> **Instructions for the task**: Gather every line below where "smaller" appears.

> **Data for the task**:
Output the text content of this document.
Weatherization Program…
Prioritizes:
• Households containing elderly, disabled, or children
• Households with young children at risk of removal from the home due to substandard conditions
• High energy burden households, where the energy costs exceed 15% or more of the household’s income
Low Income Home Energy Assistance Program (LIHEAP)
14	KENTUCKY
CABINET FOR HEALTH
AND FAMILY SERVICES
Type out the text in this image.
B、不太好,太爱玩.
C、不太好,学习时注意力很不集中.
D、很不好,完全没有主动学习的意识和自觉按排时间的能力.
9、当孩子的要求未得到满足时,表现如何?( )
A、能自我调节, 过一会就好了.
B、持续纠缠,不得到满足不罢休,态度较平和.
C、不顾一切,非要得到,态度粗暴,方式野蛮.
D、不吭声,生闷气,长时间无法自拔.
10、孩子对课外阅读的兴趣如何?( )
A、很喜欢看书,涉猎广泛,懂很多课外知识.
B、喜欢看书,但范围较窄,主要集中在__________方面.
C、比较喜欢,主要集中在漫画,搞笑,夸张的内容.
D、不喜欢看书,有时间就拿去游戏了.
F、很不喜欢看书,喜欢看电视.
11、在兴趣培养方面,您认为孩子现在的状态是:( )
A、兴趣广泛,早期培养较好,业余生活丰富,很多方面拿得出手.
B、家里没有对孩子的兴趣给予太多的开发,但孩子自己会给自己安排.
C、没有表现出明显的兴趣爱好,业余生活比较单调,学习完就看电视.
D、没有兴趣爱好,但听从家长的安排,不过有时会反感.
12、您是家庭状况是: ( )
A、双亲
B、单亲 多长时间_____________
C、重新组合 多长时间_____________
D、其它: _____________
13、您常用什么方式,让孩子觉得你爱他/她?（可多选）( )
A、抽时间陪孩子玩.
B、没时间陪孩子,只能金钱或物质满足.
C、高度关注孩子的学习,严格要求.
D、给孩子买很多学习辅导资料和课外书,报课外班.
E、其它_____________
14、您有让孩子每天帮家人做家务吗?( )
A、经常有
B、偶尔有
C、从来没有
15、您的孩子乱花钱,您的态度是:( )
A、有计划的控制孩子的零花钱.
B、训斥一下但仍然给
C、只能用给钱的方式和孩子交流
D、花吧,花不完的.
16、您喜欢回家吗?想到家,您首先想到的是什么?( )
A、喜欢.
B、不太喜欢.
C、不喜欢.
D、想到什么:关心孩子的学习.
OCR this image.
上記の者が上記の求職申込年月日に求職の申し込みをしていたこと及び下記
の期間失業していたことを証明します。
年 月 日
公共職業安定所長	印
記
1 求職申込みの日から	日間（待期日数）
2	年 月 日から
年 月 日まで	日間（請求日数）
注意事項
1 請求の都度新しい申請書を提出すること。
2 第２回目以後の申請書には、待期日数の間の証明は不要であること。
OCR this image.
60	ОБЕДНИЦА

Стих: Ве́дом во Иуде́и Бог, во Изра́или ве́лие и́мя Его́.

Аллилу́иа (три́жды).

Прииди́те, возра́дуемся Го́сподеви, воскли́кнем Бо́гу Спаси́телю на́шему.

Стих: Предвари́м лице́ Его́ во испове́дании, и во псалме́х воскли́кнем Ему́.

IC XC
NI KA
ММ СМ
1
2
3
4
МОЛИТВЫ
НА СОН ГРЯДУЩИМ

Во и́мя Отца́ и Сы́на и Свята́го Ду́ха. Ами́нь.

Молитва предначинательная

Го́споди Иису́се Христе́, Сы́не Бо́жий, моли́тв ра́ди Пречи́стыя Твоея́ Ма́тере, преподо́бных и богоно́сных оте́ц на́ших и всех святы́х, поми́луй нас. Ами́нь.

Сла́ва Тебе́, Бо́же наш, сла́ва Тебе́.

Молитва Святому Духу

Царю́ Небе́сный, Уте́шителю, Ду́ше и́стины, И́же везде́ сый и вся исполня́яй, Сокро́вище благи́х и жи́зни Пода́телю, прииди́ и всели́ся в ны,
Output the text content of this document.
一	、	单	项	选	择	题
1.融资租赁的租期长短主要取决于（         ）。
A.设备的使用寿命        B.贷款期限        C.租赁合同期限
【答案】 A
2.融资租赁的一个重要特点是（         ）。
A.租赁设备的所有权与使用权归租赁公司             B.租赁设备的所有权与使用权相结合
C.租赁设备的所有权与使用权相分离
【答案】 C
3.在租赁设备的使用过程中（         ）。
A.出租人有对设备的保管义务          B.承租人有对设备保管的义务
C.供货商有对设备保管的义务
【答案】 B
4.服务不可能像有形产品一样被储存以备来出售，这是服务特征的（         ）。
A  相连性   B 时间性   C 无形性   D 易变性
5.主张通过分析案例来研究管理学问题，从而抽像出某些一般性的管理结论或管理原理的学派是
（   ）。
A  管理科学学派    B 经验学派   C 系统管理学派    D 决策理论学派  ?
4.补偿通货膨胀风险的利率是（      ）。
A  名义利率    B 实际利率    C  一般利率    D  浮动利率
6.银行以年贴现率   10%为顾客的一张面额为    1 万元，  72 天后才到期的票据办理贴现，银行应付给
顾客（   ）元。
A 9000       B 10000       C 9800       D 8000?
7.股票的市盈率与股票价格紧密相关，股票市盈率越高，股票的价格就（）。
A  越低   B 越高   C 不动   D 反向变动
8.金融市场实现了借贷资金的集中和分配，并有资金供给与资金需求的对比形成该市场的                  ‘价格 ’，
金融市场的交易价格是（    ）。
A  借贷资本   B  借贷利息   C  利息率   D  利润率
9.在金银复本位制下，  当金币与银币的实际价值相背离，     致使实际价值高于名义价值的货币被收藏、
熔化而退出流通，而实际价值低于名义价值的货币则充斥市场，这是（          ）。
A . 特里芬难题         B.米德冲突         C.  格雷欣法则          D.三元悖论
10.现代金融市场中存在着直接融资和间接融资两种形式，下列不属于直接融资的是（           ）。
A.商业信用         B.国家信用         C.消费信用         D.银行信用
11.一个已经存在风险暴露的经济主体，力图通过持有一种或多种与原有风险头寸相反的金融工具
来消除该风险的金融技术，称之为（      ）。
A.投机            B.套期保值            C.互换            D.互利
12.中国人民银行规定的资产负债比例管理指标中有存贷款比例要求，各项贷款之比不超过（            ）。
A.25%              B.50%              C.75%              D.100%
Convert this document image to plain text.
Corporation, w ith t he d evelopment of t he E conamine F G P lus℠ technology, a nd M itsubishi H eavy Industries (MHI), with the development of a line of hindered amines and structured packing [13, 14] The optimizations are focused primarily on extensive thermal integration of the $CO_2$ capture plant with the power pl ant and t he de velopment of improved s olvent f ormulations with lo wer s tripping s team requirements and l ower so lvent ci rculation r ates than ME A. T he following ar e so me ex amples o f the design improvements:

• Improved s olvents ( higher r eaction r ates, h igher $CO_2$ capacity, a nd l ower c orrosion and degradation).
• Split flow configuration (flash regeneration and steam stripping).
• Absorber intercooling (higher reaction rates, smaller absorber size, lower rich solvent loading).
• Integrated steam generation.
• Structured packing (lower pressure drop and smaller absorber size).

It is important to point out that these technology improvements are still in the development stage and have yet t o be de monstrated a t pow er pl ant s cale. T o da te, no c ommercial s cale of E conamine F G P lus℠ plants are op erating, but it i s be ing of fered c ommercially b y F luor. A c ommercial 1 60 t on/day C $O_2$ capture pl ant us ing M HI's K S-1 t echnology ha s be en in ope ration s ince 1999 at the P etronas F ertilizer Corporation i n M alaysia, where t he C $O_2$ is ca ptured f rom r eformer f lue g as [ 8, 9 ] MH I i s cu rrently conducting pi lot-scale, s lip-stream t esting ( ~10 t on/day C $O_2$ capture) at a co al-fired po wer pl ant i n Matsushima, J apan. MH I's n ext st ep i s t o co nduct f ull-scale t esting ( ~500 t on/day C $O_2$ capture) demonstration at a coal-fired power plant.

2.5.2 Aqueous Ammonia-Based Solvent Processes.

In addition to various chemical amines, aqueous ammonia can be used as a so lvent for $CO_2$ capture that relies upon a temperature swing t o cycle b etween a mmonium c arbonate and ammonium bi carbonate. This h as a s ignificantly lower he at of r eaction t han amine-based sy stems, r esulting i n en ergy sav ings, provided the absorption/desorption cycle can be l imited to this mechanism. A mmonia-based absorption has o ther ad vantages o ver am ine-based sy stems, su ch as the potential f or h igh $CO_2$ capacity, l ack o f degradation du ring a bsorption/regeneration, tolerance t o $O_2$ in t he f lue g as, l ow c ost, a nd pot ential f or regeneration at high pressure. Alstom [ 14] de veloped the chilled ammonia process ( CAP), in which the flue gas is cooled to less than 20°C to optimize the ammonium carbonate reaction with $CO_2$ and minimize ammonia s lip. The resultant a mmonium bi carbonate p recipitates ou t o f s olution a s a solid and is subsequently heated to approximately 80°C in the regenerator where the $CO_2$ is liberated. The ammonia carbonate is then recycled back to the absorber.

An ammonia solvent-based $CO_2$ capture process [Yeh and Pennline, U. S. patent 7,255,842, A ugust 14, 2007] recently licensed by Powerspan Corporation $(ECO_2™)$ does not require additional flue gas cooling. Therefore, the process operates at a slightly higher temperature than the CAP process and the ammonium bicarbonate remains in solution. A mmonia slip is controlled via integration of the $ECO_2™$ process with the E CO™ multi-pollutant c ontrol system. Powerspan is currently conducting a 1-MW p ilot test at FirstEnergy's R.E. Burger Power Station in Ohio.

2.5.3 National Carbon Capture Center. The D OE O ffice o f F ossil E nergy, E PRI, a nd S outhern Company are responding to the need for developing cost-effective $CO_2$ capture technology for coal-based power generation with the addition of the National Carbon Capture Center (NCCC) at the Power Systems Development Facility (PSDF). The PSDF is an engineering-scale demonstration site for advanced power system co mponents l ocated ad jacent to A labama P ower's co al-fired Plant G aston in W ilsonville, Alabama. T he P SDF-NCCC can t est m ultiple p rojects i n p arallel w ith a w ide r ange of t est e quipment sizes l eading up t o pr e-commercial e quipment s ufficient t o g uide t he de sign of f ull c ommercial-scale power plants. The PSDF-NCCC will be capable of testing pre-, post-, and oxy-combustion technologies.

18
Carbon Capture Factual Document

> **Full solution**:
• Absorber intercooling (higher reaction rates, smaller absorber size, lower rich solvent loading).
• Structured packing (lower pressure drop and smaller absorber size).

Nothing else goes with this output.